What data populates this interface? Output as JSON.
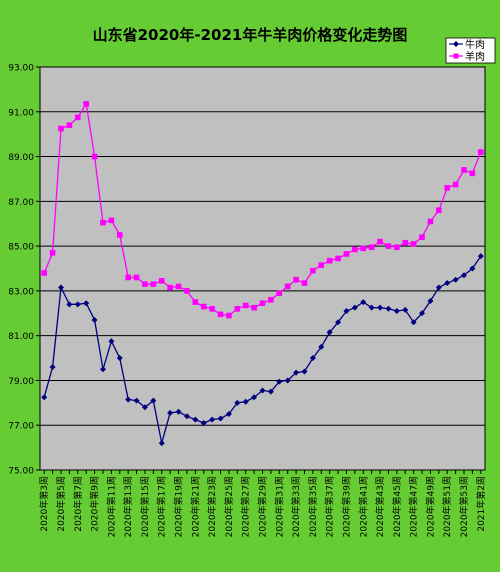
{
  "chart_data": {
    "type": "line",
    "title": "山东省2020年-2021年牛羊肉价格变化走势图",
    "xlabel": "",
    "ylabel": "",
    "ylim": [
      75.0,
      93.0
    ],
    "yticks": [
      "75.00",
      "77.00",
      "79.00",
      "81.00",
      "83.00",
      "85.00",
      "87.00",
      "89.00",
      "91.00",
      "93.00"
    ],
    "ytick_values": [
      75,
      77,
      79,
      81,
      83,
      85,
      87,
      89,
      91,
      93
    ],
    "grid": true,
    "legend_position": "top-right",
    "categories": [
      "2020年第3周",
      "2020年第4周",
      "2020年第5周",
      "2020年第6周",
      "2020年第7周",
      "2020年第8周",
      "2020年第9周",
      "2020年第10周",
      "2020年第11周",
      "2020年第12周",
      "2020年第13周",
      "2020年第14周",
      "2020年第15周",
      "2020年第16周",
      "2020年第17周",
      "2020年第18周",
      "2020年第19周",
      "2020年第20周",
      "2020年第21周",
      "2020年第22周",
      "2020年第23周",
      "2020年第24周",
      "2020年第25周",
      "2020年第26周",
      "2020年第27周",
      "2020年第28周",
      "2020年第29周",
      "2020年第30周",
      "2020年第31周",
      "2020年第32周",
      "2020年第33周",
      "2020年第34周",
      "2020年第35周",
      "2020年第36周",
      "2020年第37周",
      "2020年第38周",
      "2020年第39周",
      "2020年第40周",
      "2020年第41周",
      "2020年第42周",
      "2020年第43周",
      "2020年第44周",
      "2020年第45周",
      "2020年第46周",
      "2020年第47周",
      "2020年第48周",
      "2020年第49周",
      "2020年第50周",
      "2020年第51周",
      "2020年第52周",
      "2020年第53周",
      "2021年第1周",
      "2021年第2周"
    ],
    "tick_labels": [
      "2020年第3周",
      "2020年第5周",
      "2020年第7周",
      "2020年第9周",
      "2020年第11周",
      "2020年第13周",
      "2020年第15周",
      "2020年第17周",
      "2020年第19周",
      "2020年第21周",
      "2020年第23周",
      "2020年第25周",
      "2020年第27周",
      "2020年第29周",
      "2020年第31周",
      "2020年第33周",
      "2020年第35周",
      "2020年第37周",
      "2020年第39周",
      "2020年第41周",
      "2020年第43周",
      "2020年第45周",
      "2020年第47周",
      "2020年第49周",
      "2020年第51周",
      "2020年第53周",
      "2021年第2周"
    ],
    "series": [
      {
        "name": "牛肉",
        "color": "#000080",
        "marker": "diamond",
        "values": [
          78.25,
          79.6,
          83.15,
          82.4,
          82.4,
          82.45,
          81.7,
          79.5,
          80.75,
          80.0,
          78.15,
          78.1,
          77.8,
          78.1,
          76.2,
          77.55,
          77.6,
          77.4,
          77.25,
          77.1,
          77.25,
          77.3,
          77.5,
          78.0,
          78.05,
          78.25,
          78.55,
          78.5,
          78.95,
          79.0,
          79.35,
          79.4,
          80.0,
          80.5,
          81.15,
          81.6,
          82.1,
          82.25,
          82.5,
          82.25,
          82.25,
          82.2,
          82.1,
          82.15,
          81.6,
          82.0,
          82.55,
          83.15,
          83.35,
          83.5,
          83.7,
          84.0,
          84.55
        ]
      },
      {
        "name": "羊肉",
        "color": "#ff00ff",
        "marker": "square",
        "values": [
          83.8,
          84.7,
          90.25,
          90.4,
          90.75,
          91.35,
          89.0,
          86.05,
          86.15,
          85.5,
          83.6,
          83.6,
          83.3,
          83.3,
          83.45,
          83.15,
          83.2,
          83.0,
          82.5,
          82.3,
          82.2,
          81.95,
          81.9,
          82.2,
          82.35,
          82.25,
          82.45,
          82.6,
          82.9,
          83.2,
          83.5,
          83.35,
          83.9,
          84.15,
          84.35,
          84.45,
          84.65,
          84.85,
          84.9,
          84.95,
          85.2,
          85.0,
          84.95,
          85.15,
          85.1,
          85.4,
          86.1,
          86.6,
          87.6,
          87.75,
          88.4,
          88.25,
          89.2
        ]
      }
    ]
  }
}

------------------------------

To do: Copy every line above word for word and exclude the pictures.

Answer for the task:
What data populates this interface? Output as JSON.
{
  "chart_data": {
    "type": "line",
    "title": "山东省2020年-2021年牛羊肉价格变化走势图",
    "xlabel": "",
    "ylabel": "",
    "ylim": [
      75.0,
      93.0
    ],
    "yticks": [
      "75.00",
      "77.00",
      "79.00",
      "81.00",
      "83.00",
      "85.00",
      "87.00",
      "89.00",
      "91.00",
      "93.00"
    ],
    "ytick_values": [
      75,
      77,
      79,
      81,
      83,
      85,
      87,
      89,
      91,
      93
    ],
    "grid": true,
    "legend_position": "top-right",
    "categories": [
      "2020年第3周",
      "2020年第4周",
      "2020年第5周",
      "2020年第6周",
      "2020年第7周",
      "2020年第8周",
      "2020年第9周",
      "2020年第10周",
      "2020年第11周",
      "2020年第12周",
      "2020年第13周",
      "2020年第14周",
      "2020年第15周",
      "2020年第16周",
      "2020年第17周",
      "2020年第18周",
      "2020年第19周",
      "2020年第20周",
      "2020年第21周",
      "2020年第22周",
      "2020年第23周",
      "2020年第24周",
      "2020年第25周",
      "2020年第26周",
      "2020年第27周",
      "2020年第28周",
      "2020年第29周",
      "2020年第30周",
      "2020年第31周",
      "2020年第32周",
      "2020年第33周",
      "2020年第34周",
      "2020年第35周",
      "2020年第36周",
      "2020年第37周",
      "2020年第38周",
      "2020年第39周",
      "2020年第40周",
      "2020年第41周",
      "2020年第42周",
      "2020年第43周",
      "2020年第44周",
      "2020年第45周",
      "2020年第46周",
      "2020年第47周",
      "2020年第48周",
      "2020年第49周",
      "2020年第50周",
      "2020年第51周",
      "2020年第52周",
      "2020年第53周",
      "2021年第1周",
      "2021年第2周"
    ],
    "tick_labels": [
      "2020年第3周",
      "2020年第5周",
      "2020年第7周",
      "2020年第9周",
      "2020年第11周",
      "2020年第13周",
      "2020年第15周",
      "2020年第17周",
      "2020年第19周",
      "2020年第21周",
      "2020年第23周",
      "2020年第25周",
      "2020年第27周",
      "2020年第29周",
      "2020年第31周",
      "2020年第33周",
      "2020年第35周",
      "2020年第37周",
      "2020年第39周",
      "2020年第41周",
      "2020年第43周",
      "2020年第45周",
      "2020年第47周",
      "2020年第49周",
      "2020年第51周",
      "2020年第53周",
      "2021年第2周"
    ],
    "series": [
      {
        "name": "牛肉",
        "color": "#000080",
        "marker": "diamond",
        "values": [
          78.25,
          79.6,
          83.15,
          82.4,
          82.4,
          82.45,
          81.7,
          79.5,
          80.75,
          80.0,
          78.15,
          78.1,
          77.8,
          78.1,
          76.2,
          77.55,
          77.6,
          77.4,
          77.25,
          77.1,
          77.25,
          77.3,
          77.5,
          78.0,
          78.05,
          78.25,
          78.55,
          78.5,
          78.95,
          79.0,
          79.35,
          79.4,
          80.0,
          80.5,
          81.15,
          81.6,
          82.1,
          82.25,
          82.5,
          82.25,
          82.25,
          82.2,
          82.1,
          82.15,
          81.6,
          82.0,
          82.55,
          83.15,
          83.35,
          83.5,
          83.7,
          84.0,
          84.55
        ]
      },
      {
        "name": "羊肉",
        "color": "#ff00ff",
        "marker": "square",
        "values": [
          83.8,
          84.7,
          90.25,
          90.4,
          90.75,
          91.35,
          89.0,
          86.05,
          86.15,
          85.5,
          83.6,
          83.6,
          83.3,
          83.3,
          83.45,
          83.15,
          83.2,
          83.0,
          82.5,
          82.3,
          82.2,
          81.95,
          81.9,
          82.2,
          82.35,
          82.25,
          82.45,
          82.6,
          82.9,
          83.2,
          83.5,
          83.35,
          83.9,
          84.15,
          84.35,
          84.45,
          84.65,
          84.85,
          84.9,
          84.95,
          85.2,
          85.0,
          84.95,
          85.15,
          85.1,
          85.4,
          86.1,
          86.6,
          87.6,
          87.75,
          88.4,
          88.25,
          89.2
        ]
      }
    ]
  }
}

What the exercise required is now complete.